## Input rows
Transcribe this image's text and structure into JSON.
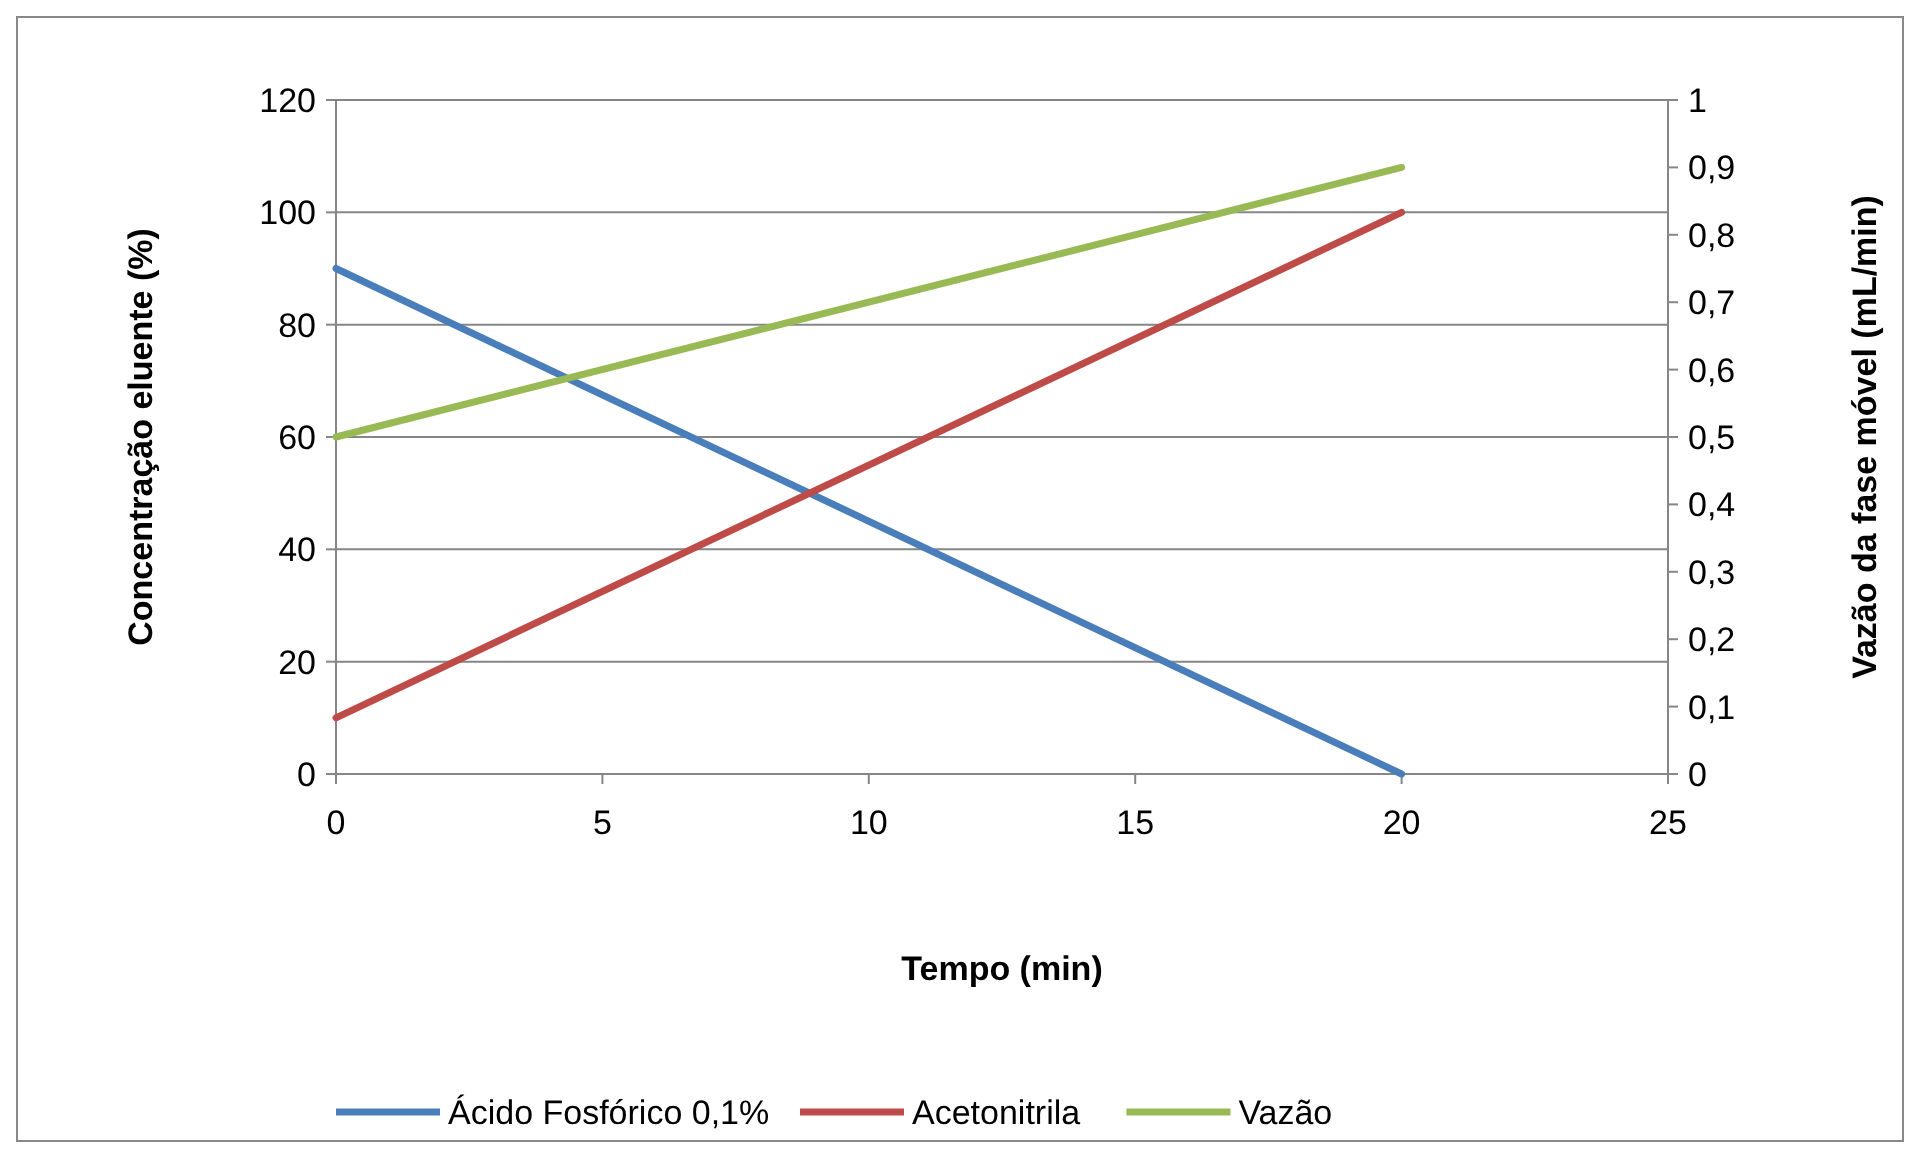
{
  "chart_data": {
    "type": "line",
    "xlabel": "Tempo (min)",
    "ylabel": "Concentração eluente (%)",
    "y2label": "Vazão da fase móvel (mL/min)",
    "xlim": [
      0,
      25
    ],
    "xticks": [
      0,
      5,
      10,
      15,
      20,
      25
    ],
    "ylim": [
      0,
      120
    ],
    "yticks": [
      0,
      20,
      40,
      60,
      80,
      100,
      120
    ],
    "y2lim": [
      0,
      1
    ],
    "y2ticks": [
      0,
      {
        "value": 0.1,
        "label": "0,1"
      },
      {
        "value": 0.2,
        "label": "0,2"
      },
      {
        "value": 0.3,
        "label": "0,3"
      },
      {
        "value": 0.4,
        "label": "0,4"
      },
      {
        "value": 0.5,
        "label": "0,5"
      },
      {
        "value": 0.6,
        "label": "0,6"
      },
      {
        "value": 0.7,
        "label": "0,7"
      },
      {
        "value": 0.8,
        "label": "0,8"
      },
      {
        "value": 0.9,
        "label": "0,9"
      },
      1
    ],
    "x": [
      0,
      20
    ],
    "grid": "y",
    "legend": "bottom",
    "marker": "none",
    "line_style": "solid",
    "series": [
      {
        "name": "Ácido Fosfórico 0,1%",
        "color": "#4a7ebb",
        "values": [
          90,
          0
        ]
      },
      {
        "name": "Acetonitrila",
        "color": "#be4b48",
        "values": [
          10,
          100
        ]
      },
      {
        "name": "Vazão",
        "color": "#98b954",
        "values": [
          0.5,
          0.9
        ],
        "axis": "y2"
      }
    ]
  }
}
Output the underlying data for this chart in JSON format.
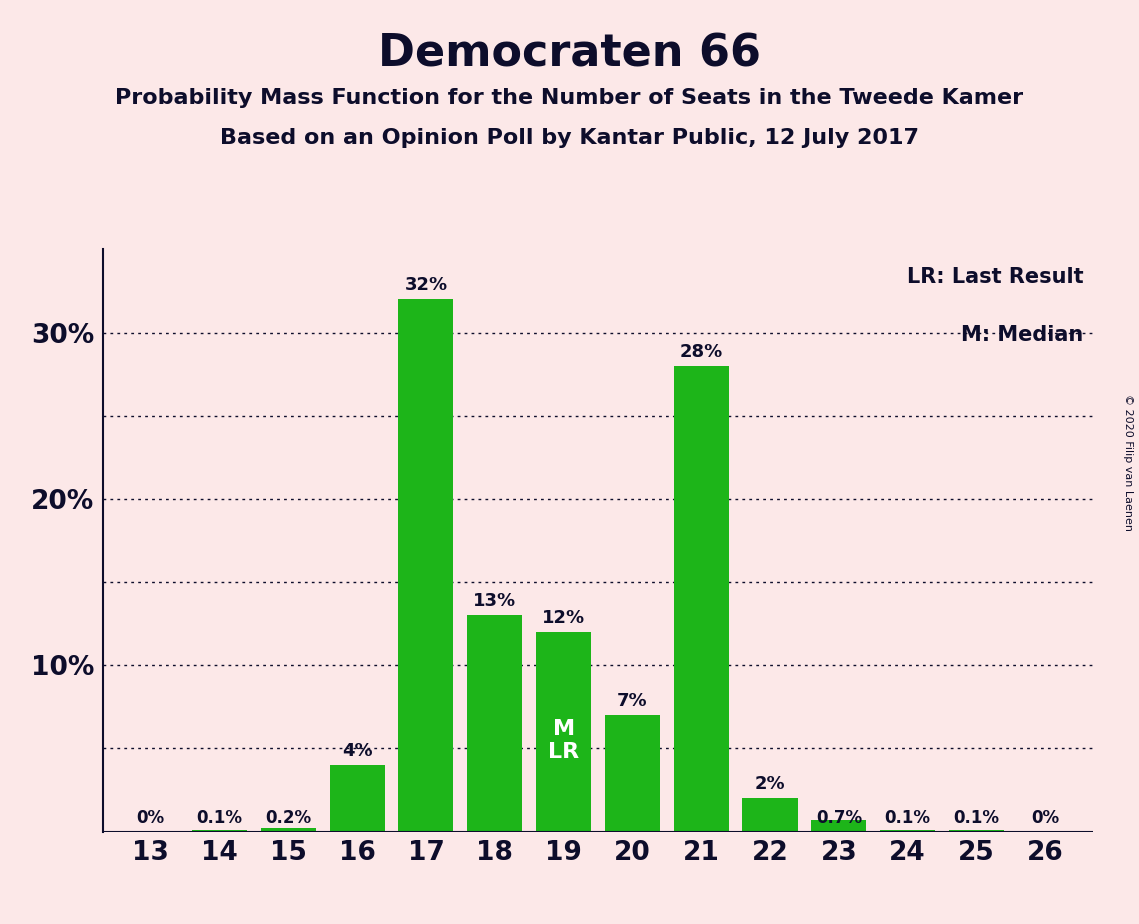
{
  "title": "Democraten 66",
  "subtitle1": "Probability Mass Function for the Number of Seats in the Tweede Kamer",
  "subtitle2": "Based on an Opinion Poll by Kantar Public, 12 July 2017",
  "copyright": "© 2020 Filip van Laenen",
  "legend_lr": "LR: Last Result",
  "legend_m": "M: Median",
  "seats": [
    13,
    14,
    15,
    16,
    17,
    18,
    19,
    20,
    21,
    22,
    23,
    24,
    25,
    26
  ],
  "values": [
    0.0,
    0.1,
    0.2,
    4.0,
    32.0,
    13.0,
    12.0,
    7.0,
    28.0,
    2.0,
    0.7,
    0.1,
    0.1,
    0.0
  ],
  "labels": [
    "0%",
    "0.1%",
    "0.2%",
    "4%",
    "32%",
    "13%",
    "12%",
    "7%",
    "28%",
    "2%",
    "0.7%",
    "0.1%",
    "0.1%",
    "0%"
  ],
  "bar_color": "#1db519",
  "background_color": "#fce8e8",
  "text_color": "#0d0d2b",
  "median_seat": 19,
  "lr_seat": 19,
  "yticks": [
    0,
    10,
    20,
    30
  ],
  "ylim": [
    0,
    35
  ],
  "grid_lines": [
    5,
    10,
    15,
    20,
    25,
    30
  ]
}
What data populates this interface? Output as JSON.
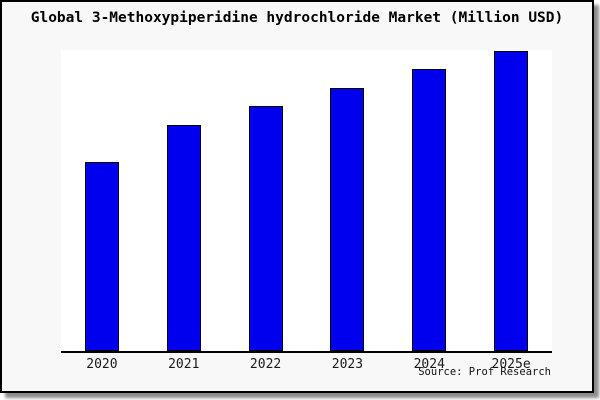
{
  "page": {
    "title": "Global 3-Methoxypiperidine hydrochloride Market (Million USD)"
  },
  "chart_data": {
    "type": "bar",
    "title": "Global 3-Methoxypiperidine hydrochloride Market (Million USD)",
    "categories": [
      "2020",
      "2021",
      "2022",
      "2023",
      "2024",
      "2025e"
    ],
    "values": [
      189,
      226,
      245,
      263,
      282,
      300
    ],
    "value_note": "relative bar heights (px); no y-axis scale, gridlines or data labels are shown in the chart",
    "xlabel": "",
    "ylabel": "",
    "grid": false,
    "legend": false,
    "plot_background": "#ffffff",
    "frame_background": "#f8f8f8",
    "bar_color": "#0000EE",
    "bar_border_color": "#000000",
    "axis_color": "#000000"
  },
  "footer": {
    "source_label": "Source: Prof Research"
  }
}
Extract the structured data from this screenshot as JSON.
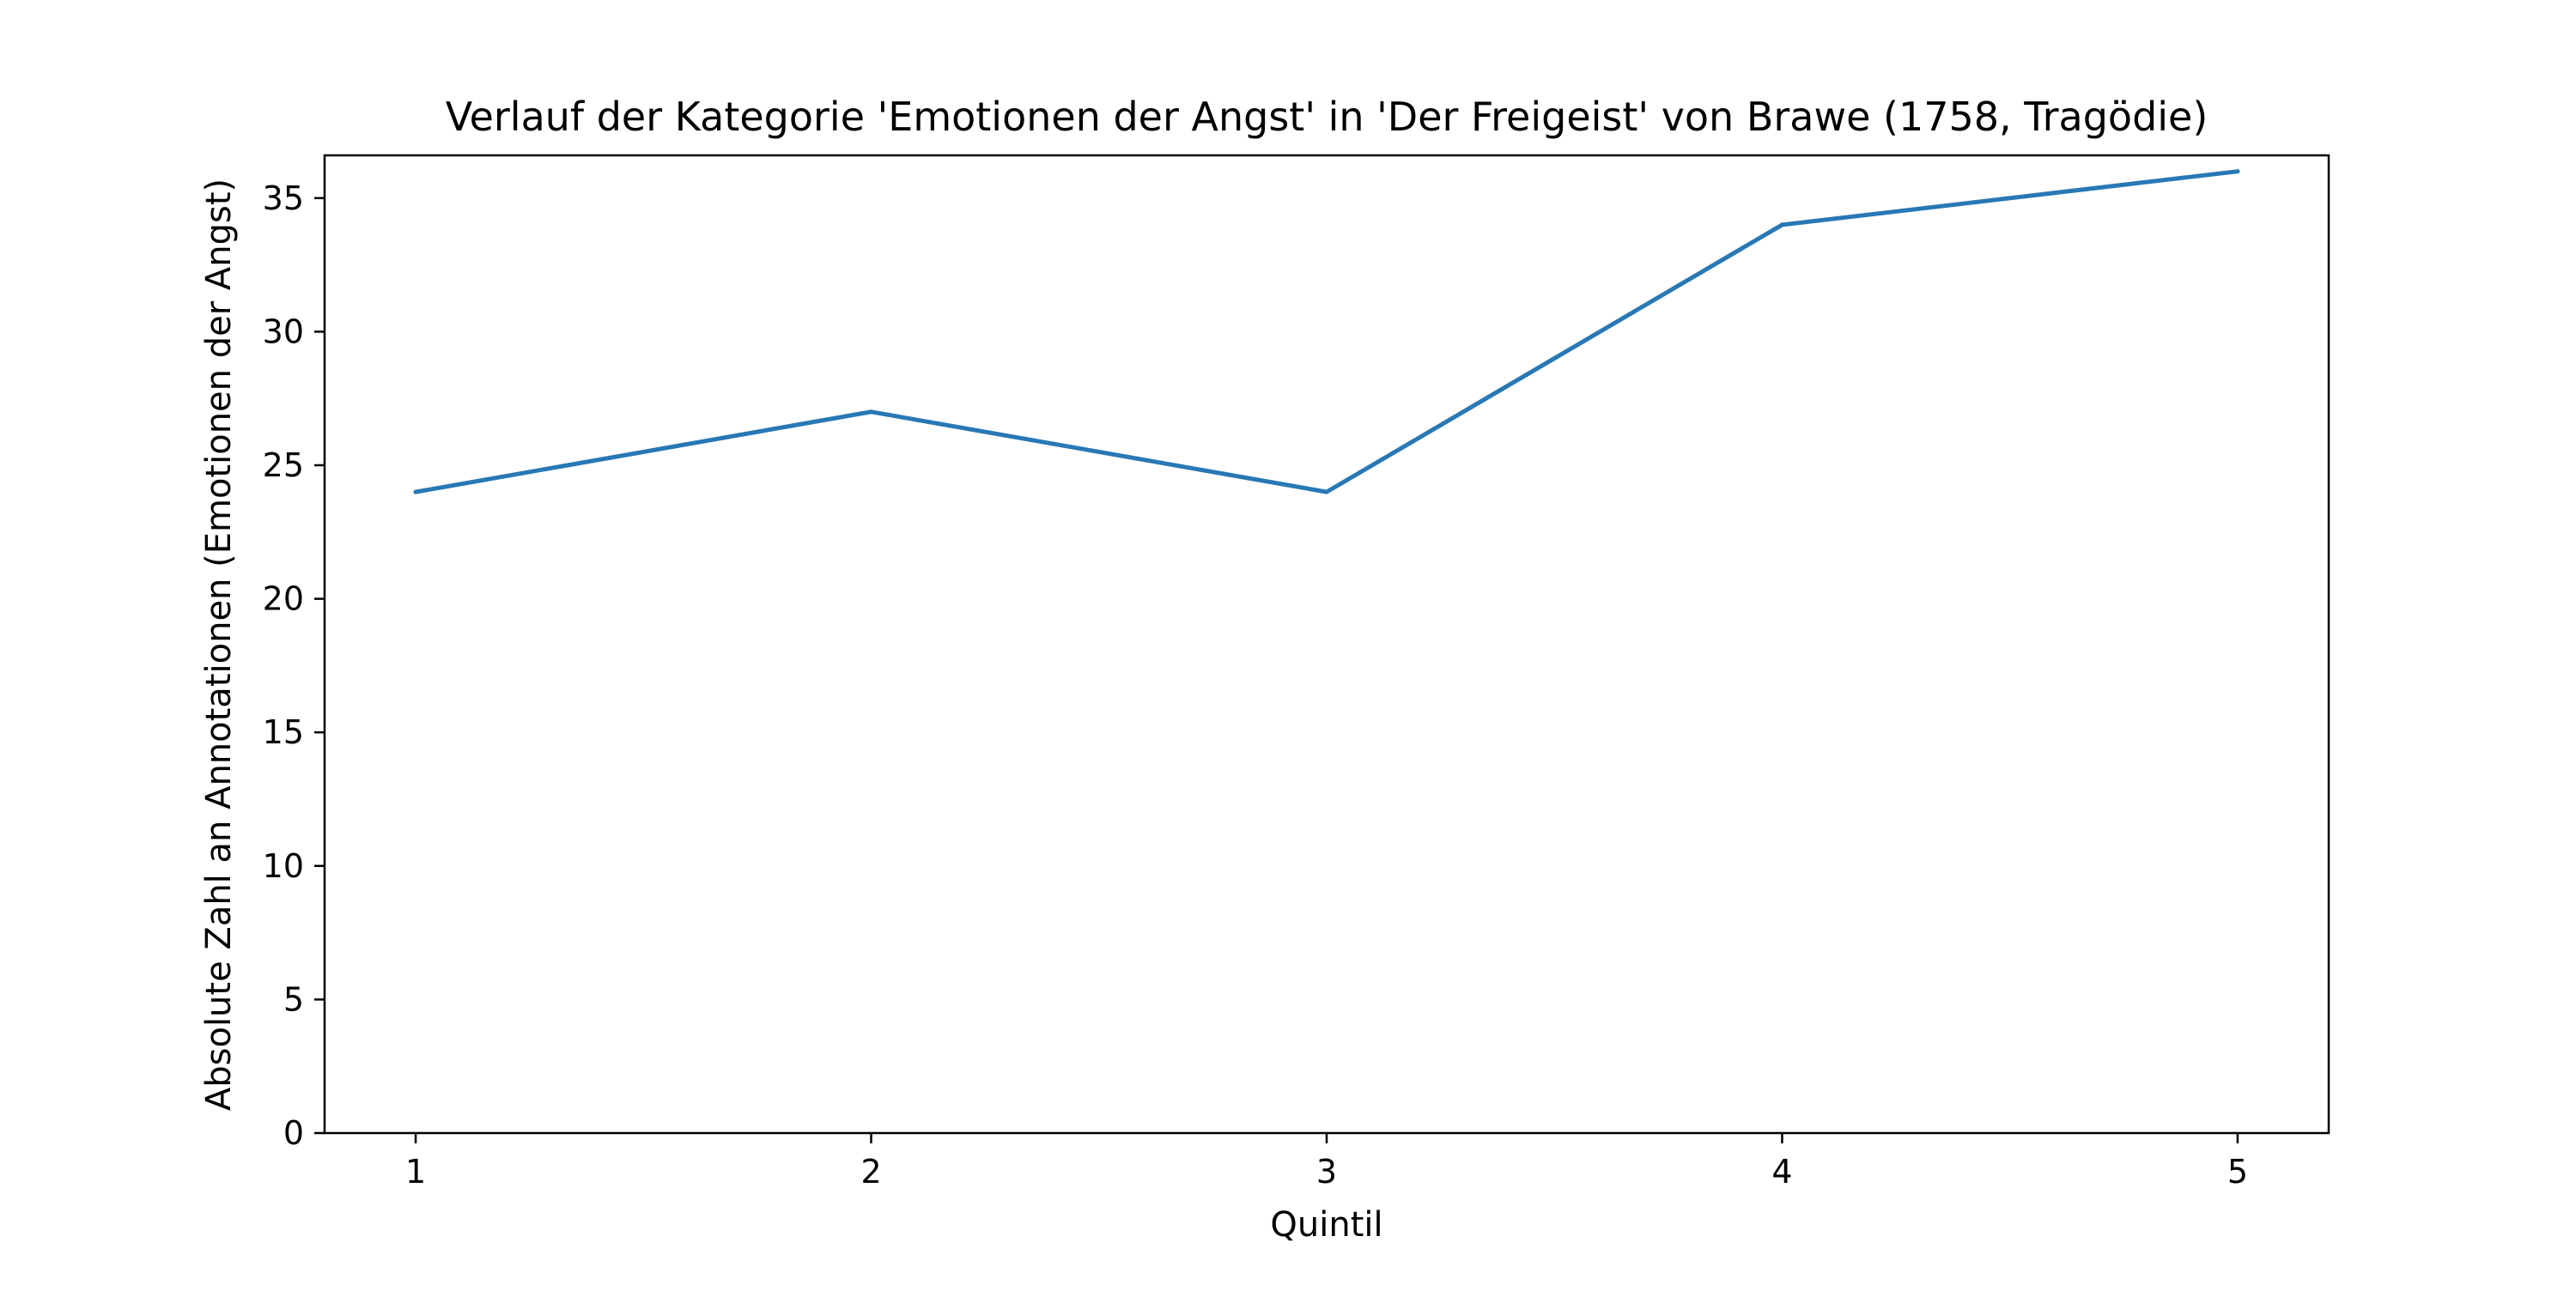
{
  "chart_data": {
    "type": "line",
    "title": "Verlauf der Kategorie 'Emotionen der Angst' in 'Der Freigeist' von Brawe (1758, Tragödie)",
    "xlabel": "Quintil",
    "ylabel": "Absolute Zahl an Annotationen (Emotionen der Angst)",
    "x": [
      1,
      2,
      3,
      4,
      5
    ],
    "series": [
      {
        "values": [
          24,
          27,
          24,
          34,
          36
        ]
      }
    ],
    "xlim": [
      0.8,
      5.2
    ],
    "ylim": [
      0,
      36.6
    ],
    "xticks": [
      "1",
      "2",
      "3",
      "4",
      "5"
    ],
    "yticks": [
      "0",
      "5",
      "10",
      "15",
      "20",
      "25",
      "30",
      "35"
    ],
    "grid": false,
    "legend": "none",
    "colors": {
      "line": "#2878b5",
      "axes": "#000000"
    }
  }
}
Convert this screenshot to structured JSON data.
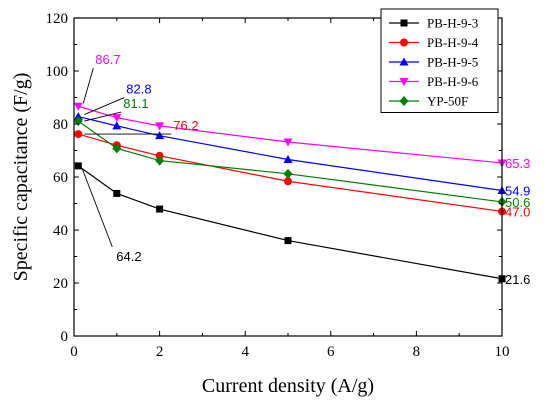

## Given instruction
Without the pictures, return all the records precisely as they stand.

## Output
Transcribe this image's text and structure into JSON.
{
  "chart_data": {
    "type": "line",
    "xlabel": "Tempo (min)",
    "ylabel": "Concentração eluente (%)",
    "y2label": "Vazão da fase móvel (mL/min)",
    "xlim": [
      0,
      25
    ],
    "xticks": [
      0,
      5,
      10,
      15,
      20,
      25
    ],
    "ylim": [
      0,
      120
    ],
    "yticks": [
      0,
      20,
      40,
      60,
      80,
      100,
      120
    ],
    "y2lim": [
      0,
      1
    ],
    "y2ticks": [
      0,
      {
        "value": 0.1,
        "label": "0,1"
      },
      {
        "value": 0.2,
        "label": "0,2"
      },
      {
        "value": 0.3,
        "label": "0,3"
      },
      {
        "value": 0.4,
        "label": "0,4"
      },
      {
        "value": 0.5,
        "label": "0,5"
      },
      {
        "value": 0.6,
        "label": "0,6"
      },
      {
        "value": 0.7,
        "label": "0,7"
      },
      {
        "value": 0.8,
        "label": "0,8"
      },
      {
        "value": 0.9,
        "label": "0,9"
      },
      1
    ],
    "x": [
      0,
      20
    ],
    "grid": "y",
    "legend": "bottom",
    "marker": "none",
    "line_style": "solid",
    "series": [
      {
        "name": "Ácido Fosfórico 0,1%",
        "color": "#4a7ebb",
        "values": [
          90,
          0
        ]
      },
      {
        "name": "Acetonitrila",
        "color": "#be4b48",
        "values": [
          10,
          100
        ]
      },
      {
        "name": "Vazão",
        "color": "#98b954",
        "values": [
          0.5,
          0.9
        ],
        "axis": "y2"
      }
    ]
  }
}
Output the underlying data for this chart in JSON format.
{
  "title": "Democraten 66",
  "subtitle1": "Probability Mass Function for the Number of Seats in the Tweede Kamer",
  "subtitle2": "Based on an Opinion Poll by Kantar Public, 12 July 2017",
  "copyright": "© 2020 Filip van Laenen",
  "legend_lr": "LR: Last Result",
  "legend_m": "M: Median",
  "seats": [
    13,
    14,
    15,
    16,
    17,
    18,
    19,
    20,
    21,
    22,
    23,
    24,
    25,
    26
  ],
  "values": [
    0.0,
    0.1,
    0.2,
    4.0,
    32.0,
    13.0,
    12.0,
    7.0,
    28.0,
    2.0,
    0.7,
    0.1,
    0.1,
    0.0
  ],
  "labels": [
    "0%",
    "0.1%",
    "0.2%",
    "4%",
    "32%",
    "13%",
    "12%",
    "7%",
    "28%",
    "2%",
    "0.7%",
    "0.1%",
    "0.1%",
    "0%"
  ],
  "bar_color": "#1db519",
  "background_color": "#fce8e8",
  "text_color": "#0d0d2b",
  "median_seat": 19,
  "lr_seat": 19,
  "yticks": [
    0,
    10,
    20,
    30
  ],
  "ylim": [
    0,
    35
  ],
  "grid_lines": [
    5,
    10,
    15,
    20,
    25,
    30
  ]
}
What data populates this interface? Output as JSON.
{
  "page": {
    "title": "Global 3-Methoxypiperidine hydrochloride Market (Million USD)"
  },
  "chart_data": {
    "type": "bar",
    "title": "Global 3-Methoxypiperidine hydrochloride Market (Million USD)",
    "categories": [
      "2020",
      "2021",
      "2022",
      "2023",
      "2024",
      "2025e"
    ],
    "values": [
      189,
      226,
      245,
      263,
      282,
      300
    ],
    "value_note": "relative bar heights (px); no y-axis scale, gridlines or data labels are shown in the chart",
    "xlabel": "",
    "ylabel": "",
    "grid": false,
    "legend": false,
    "plot_background": "#ffffff",
    "frame_background": "#f8f8f8",
    "bar_color": "#0000EE",
    "bar_border_color": "#000000",
    "axis_color": "#000000"
  },
  "footer": {
    "source_label": "Source: Prof Research"
  }
}
Extract the structured data from this screenshot as JSON.
{
  "chart_data": {
    "type": "line",
    "title": "Verlauf der Kategorie 'Emotionen der Angst' in 'Der Freigeist' von Brawe (1758, Tragödie)",
    "xlabel": "Quintil",
    "ylabel": "Absolute Zahl an Annotationen (Emotionen der Angst)",
    "x": [
      1,
      2,
      3,
      4,
      5
    ],
    "series": [
      {
        "values": [
          24,
          27,
          24,
          34,
          36
        ]
      }
    ],
    "xlim": [
      0.8,
      5.2
    ],
    "ylim": [
      0,
      36.6
    ],
    "xticks": [
      "1",
      "2",
      "3",
      "4",
      "5"
    ],
    "yticks": [
      "0",
      "5",
      "10",
      "15",
      "20",
      "25",
      "30",
      "35"
    ],
    "grid": false,
    "legend": "none",
    "colors": {
      "line": "#2878b5",
      "axes": "#000000"
    }
  }
}
Convert this screenshot to structured JSON data.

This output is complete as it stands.